[Extracted data entries]
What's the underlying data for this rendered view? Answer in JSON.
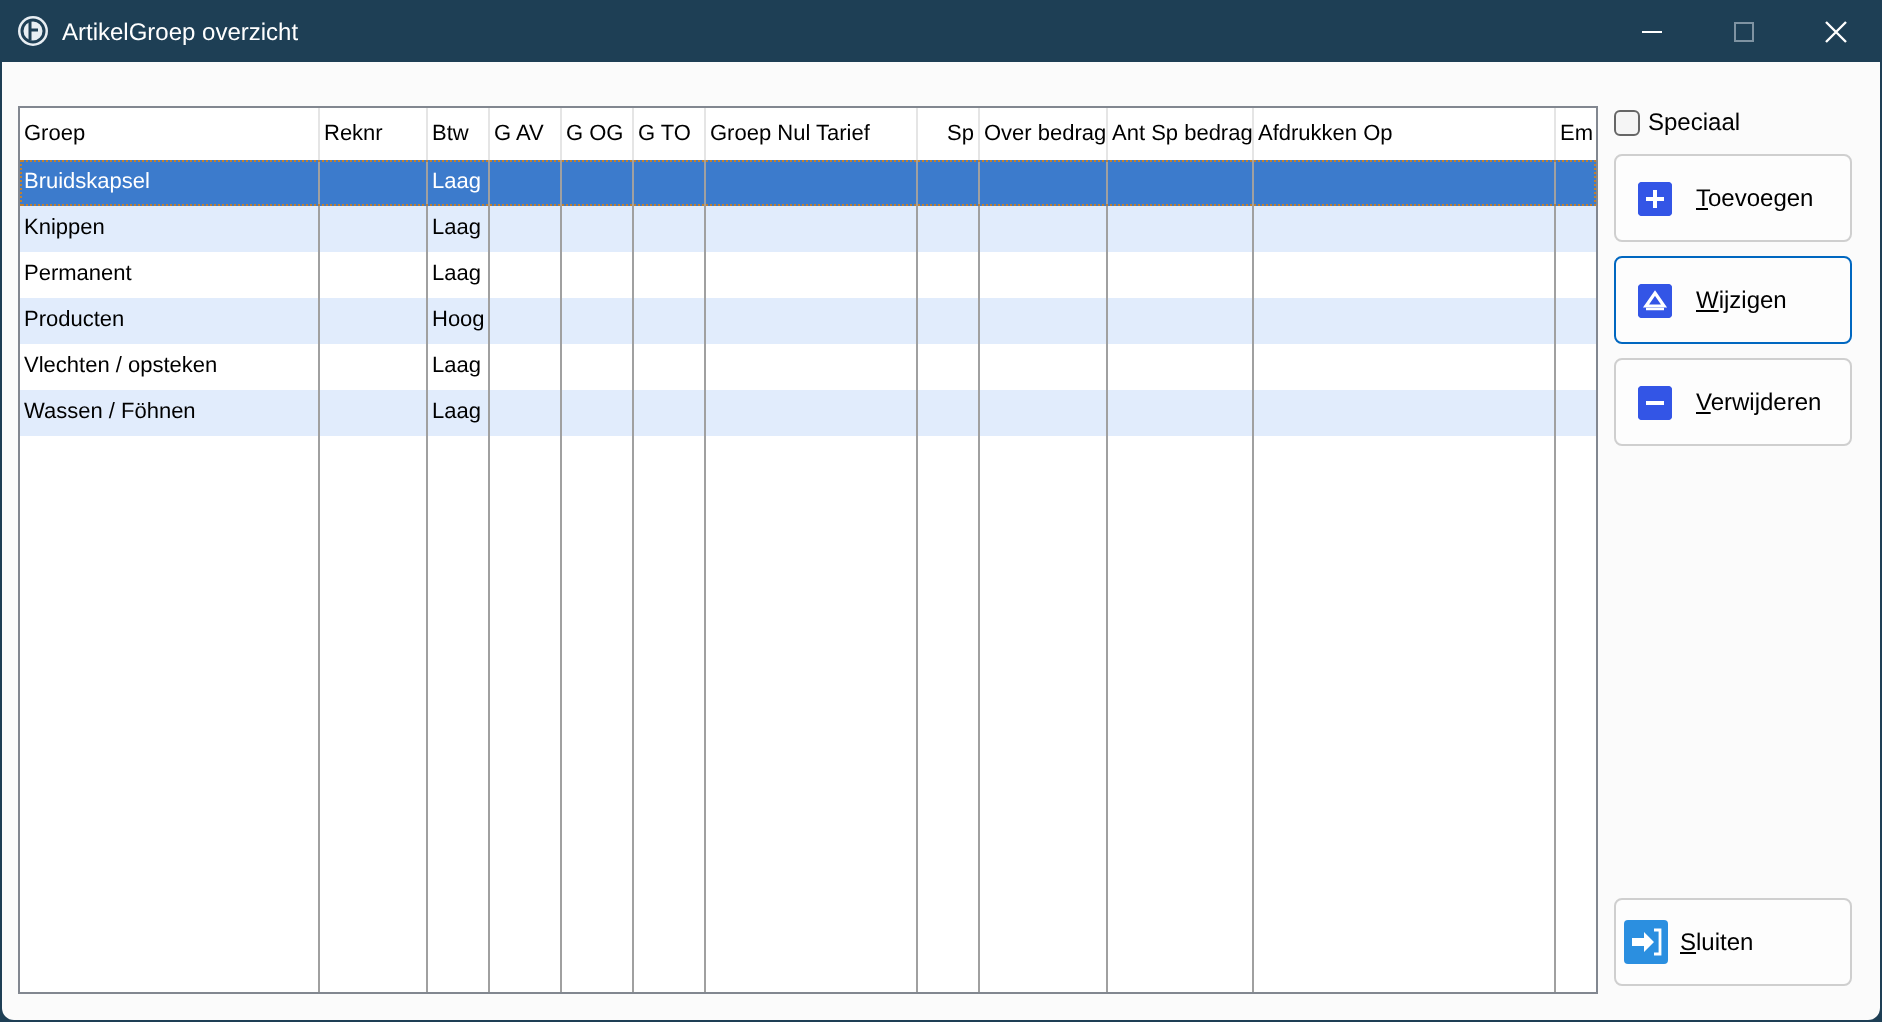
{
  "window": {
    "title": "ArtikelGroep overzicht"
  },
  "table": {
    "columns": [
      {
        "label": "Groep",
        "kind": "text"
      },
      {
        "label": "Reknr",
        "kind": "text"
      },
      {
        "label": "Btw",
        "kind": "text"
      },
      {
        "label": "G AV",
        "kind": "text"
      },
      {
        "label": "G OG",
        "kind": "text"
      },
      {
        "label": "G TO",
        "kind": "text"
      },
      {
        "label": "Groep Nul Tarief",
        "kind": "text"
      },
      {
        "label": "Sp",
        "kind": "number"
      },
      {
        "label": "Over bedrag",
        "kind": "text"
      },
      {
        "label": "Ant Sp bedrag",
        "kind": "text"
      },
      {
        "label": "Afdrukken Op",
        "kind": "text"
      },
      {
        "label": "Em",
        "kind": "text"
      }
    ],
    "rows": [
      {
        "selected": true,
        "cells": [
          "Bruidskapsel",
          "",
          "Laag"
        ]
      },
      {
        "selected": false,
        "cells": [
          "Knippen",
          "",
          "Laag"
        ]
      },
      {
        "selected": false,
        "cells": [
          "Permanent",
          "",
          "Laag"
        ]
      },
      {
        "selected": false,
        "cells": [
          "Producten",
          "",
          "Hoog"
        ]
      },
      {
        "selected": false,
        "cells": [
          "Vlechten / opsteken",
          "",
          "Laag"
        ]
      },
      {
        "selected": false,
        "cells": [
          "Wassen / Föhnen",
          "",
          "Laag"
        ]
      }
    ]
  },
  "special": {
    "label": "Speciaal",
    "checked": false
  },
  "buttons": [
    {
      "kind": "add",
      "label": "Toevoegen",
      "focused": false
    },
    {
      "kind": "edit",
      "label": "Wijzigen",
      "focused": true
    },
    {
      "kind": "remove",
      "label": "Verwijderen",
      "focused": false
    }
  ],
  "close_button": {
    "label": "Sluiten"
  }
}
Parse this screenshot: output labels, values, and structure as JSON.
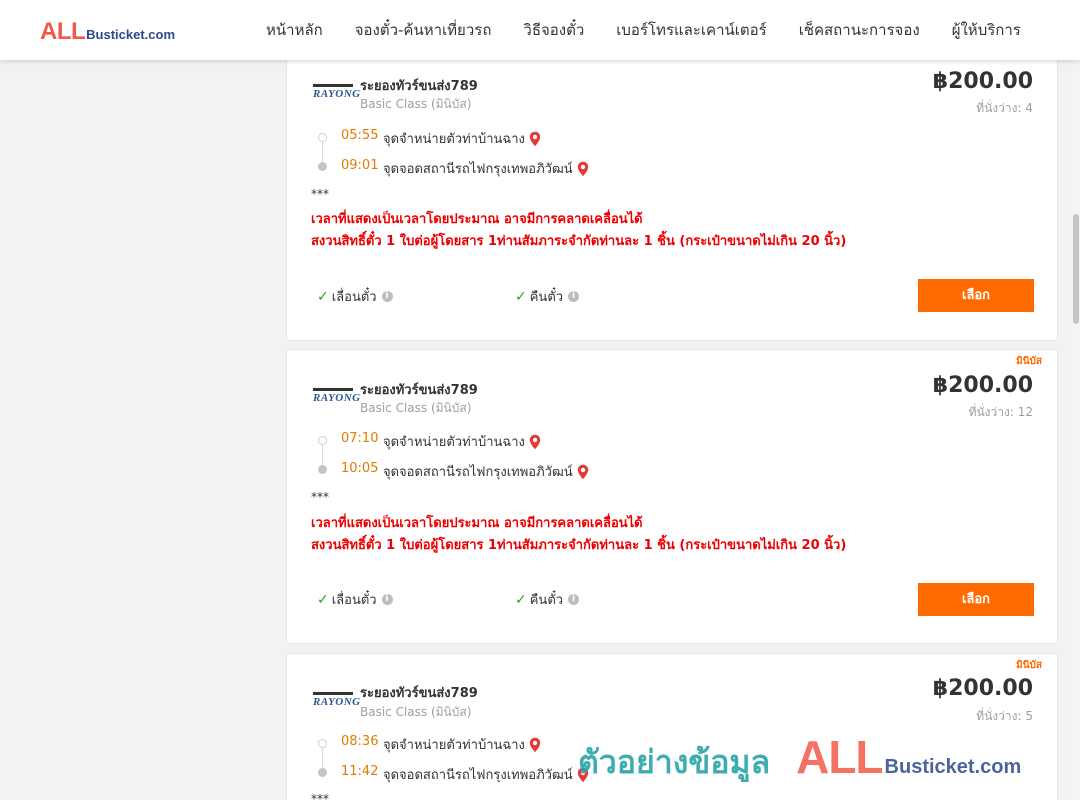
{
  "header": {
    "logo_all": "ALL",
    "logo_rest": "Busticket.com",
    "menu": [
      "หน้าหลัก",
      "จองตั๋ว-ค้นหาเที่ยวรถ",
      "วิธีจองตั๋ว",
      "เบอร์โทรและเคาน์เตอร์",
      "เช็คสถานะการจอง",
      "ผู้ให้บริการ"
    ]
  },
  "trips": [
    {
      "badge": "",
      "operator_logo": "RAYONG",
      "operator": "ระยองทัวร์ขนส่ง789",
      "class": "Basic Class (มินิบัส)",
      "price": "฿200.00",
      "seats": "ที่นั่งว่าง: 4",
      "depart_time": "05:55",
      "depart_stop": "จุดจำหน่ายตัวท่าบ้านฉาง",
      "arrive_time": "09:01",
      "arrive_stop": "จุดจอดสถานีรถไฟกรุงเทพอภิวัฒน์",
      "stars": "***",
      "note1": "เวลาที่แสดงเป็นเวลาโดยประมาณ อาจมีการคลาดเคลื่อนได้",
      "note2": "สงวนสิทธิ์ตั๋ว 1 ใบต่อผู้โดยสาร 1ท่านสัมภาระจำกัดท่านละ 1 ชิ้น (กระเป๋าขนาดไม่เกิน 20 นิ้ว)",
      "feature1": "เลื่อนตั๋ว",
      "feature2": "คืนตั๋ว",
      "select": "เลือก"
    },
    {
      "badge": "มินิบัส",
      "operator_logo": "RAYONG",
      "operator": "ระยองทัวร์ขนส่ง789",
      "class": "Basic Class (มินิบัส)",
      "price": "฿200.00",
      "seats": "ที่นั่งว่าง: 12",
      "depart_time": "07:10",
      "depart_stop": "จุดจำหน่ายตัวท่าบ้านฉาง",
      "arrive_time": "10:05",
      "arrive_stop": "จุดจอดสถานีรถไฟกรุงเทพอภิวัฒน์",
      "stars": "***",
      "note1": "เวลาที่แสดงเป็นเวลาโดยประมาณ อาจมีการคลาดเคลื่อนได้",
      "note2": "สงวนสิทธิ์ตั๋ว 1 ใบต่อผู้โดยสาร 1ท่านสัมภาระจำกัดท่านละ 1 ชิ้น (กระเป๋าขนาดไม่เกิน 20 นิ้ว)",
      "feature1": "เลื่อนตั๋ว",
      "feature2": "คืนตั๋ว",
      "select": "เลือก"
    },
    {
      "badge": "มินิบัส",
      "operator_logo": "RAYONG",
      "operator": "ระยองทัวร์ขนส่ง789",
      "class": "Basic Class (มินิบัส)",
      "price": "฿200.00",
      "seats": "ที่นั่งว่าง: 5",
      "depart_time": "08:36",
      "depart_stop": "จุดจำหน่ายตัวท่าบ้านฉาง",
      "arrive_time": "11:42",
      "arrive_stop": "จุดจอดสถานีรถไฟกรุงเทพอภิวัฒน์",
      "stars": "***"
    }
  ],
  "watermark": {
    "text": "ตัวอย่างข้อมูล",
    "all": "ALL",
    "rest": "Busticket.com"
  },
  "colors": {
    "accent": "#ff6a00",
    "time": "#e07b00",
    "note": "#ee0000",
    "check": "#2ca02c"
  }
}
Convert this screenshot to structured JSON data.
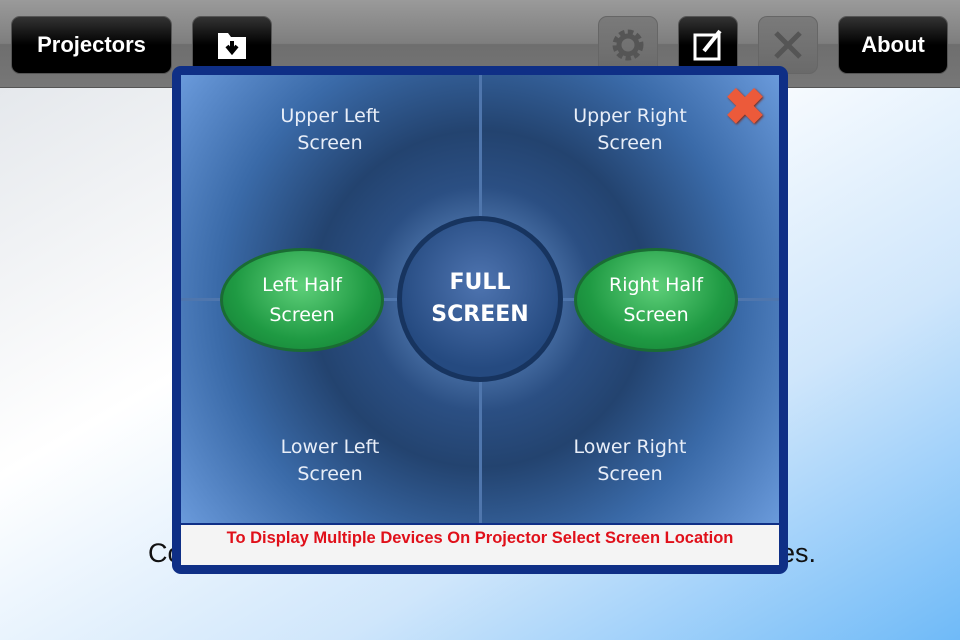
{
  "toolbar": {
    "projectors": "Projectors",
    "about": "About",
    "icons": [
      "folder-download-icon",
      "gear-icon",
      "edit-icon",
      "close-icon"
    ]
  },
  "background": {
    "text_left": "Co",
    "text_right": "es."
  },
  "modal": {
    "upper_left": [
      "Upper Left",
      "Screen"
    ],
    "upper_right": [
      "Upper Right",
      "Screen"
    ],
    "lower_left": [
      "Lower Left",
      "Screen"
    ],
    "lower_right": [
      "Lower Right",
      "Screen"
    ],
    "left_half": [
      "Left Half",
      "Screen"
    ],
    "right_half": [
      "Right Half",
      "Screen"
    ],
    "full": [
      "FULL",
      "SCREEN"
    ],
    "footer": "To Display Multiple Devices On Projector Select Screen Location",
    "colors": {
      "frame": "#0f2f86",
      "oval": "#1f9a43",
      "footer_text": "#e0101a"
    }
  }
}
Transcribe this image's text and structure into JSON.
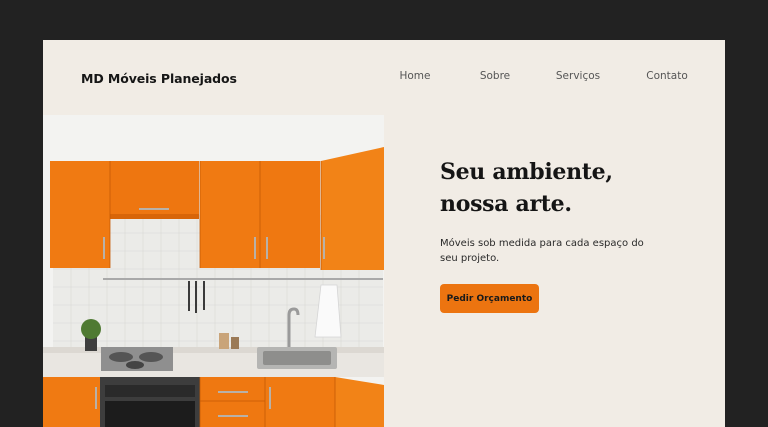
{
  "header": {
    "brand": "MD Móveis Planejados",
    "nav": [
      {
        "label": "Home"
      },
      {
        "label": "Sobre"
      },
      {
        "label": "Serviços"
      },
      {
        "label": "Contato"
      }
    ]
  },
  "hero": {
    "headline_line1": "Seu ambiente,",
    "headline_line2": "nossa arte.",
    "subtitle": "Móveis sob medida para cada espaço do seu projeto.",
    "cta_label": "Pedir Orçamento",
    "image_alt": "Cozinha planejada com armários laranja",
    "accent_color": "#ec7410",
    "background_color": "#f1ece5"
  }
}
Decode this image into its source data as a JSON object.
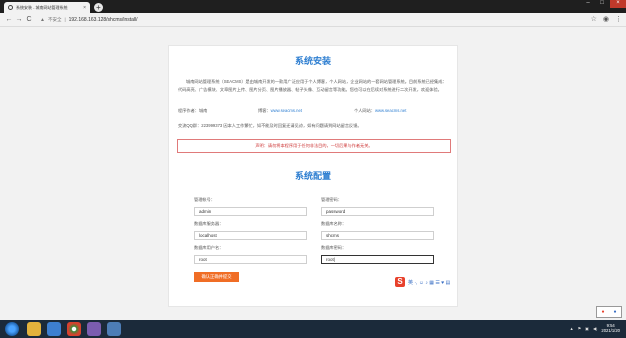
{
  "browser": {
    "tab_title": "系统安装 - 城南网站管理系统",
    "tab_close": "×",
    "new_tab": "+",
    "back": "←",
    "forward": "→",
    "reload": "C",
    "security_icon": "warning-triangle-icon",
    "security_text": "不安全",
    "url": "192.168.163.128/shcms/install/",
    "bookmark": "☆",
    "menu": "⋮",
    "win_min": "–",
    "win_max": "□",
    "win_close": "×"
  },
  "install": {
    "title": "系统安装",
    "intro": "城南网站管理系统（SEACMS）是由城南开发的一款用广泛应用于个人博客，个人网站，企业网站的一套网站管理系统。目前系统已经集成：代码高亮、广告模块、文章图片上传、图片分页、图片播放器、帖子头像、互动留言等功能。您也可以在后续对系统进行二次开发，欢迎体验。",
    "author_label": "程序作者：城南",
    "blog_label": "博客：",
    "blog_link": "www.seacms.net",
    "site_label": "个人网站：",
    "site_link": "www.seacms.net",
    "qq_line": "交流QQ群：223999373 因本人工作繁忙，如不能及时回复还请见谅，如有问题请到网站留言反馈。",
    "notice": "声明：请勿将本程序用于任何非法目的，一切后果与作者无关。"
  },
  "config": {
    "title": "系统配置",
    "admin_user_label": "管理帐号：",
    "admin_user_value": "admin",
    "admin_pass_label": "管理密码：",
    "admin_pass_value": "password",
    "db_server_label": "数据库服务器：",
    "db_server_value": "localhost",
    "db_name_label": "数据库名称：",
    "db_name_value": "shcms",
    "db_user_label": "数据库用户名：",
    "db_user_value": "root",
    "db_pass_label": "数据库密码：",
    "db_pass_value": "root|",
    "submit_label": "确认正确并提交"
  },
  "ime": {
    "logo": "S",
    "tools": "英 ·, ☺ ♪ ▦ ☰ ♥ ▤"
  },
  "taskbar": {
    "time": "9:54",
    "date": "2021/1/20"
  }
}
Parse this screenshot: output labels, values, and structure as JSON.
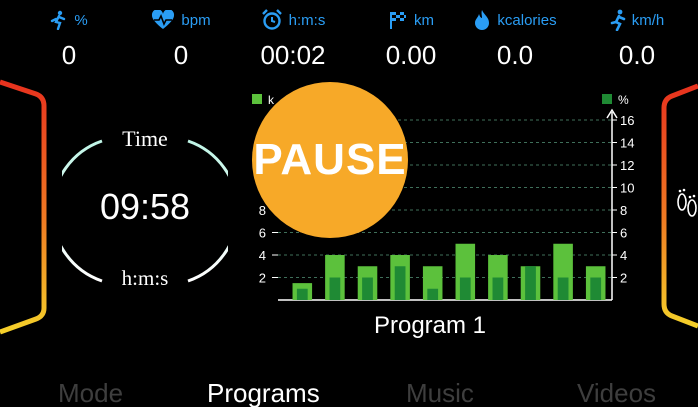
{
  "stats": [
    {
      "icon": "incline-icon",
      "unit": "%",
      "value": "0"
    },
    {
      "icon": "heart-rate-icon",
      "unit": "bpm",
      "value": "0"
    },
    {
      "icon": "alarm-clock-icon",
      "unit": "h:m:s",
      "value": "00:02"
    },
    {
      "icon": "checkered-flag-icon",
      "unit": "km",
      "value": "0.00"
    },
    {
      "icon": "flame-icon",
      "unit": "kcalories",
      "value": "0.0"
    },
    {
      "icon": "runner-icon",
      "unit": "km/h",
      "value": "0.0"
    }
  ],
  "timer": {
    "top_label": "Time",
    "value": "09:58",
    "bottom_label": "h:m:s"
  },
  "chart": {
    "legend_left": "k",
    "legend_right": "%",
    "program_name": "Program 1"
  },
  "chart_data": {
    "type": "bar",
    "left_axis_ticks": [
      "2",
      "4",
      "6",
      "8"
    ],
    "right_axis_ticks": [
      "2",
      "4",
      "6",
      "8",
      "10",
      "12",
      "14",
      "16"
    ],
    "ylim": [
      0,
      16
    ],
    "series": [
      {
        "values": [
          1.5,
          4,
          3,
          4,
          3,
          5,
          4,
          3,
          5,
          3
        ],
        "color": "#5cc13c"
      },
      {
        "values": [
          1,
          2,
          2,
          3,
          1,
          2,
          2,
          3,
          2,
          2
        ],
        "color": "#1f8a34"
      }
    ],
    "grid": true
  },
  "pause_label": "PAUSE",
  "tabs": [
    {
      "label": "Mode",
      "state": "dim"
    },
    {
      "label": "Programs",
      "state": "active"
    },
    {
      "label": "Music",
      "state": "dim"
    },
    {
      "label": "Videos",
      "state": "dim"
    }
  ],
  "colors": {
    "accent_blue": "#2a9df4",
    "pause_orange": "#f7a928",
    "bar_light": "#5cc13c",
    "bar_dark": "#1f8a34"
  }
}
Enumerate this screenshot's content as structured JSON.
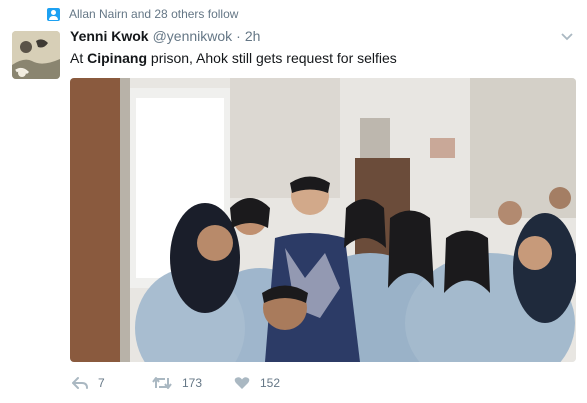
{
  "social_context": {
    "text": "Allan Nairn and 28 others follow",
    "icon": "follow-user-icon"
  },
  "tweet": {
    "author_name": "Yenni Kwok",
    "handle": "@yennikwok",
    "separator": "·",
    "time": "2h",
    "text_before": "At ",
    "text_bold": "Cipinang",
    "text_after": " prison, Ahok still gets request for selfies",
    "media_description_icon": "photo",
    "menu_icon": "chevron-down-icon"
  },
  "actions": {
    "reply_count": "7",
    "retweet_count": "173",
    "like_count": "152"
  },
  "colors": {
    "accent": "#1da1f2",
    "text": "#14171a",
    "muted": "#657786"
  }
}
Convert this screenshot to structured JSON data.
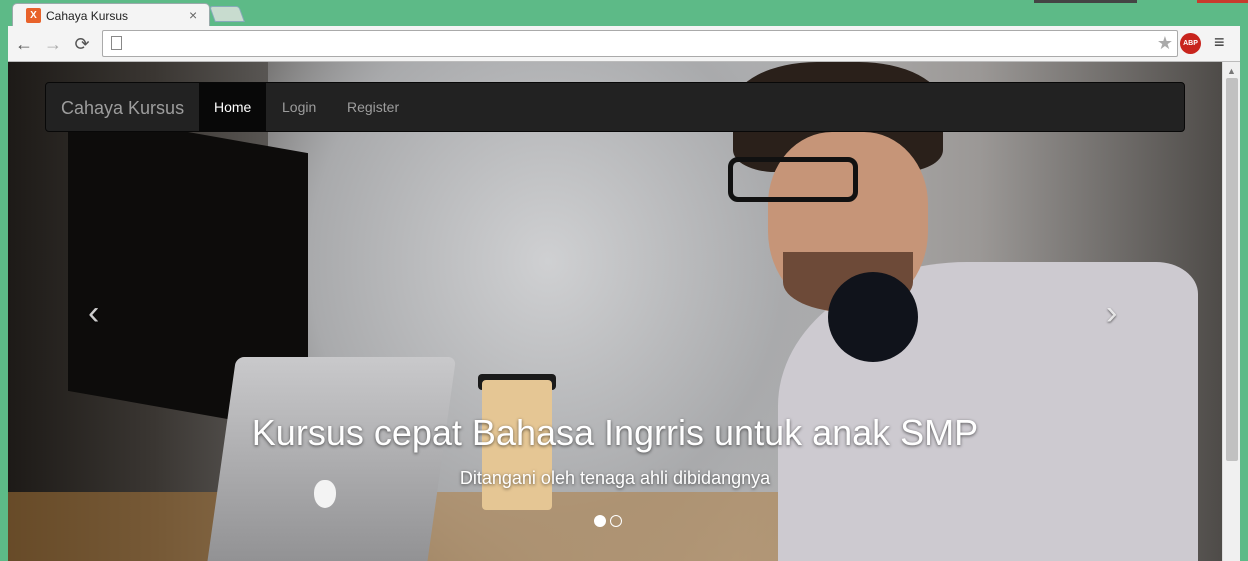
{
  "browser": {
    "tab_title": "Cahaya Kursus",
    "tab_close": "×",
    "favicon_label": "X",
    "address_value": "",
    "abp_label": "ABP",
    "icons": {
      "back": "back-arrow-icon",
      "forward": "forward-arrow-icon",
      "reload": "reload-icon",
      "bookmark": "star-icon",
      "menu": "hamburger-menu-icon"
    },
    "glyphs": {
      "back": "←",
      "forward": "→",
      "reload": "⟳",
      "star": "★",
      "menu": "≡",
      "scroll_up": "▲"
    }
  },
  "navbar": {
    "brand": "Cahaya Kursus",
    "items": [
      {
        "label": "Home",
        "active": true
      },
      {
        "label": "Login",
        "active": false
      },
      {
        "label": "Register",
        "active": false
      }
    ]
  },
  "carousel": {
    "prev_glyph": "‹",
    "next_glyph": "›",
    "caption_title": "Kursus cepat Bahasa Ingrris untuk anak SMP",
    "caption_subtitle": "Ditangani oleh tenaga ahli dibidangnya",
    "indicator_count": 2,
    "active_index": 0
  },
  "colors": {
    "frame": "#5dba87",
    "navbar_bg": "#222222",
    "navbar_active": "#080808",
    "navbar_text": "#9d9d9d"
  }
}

Task brief =>
Copy out every line in the listing where the word "Busticket" appears.

Exercise response =>
    "logo_rest": "Busticket.com",
    "rest": "Busticket.com"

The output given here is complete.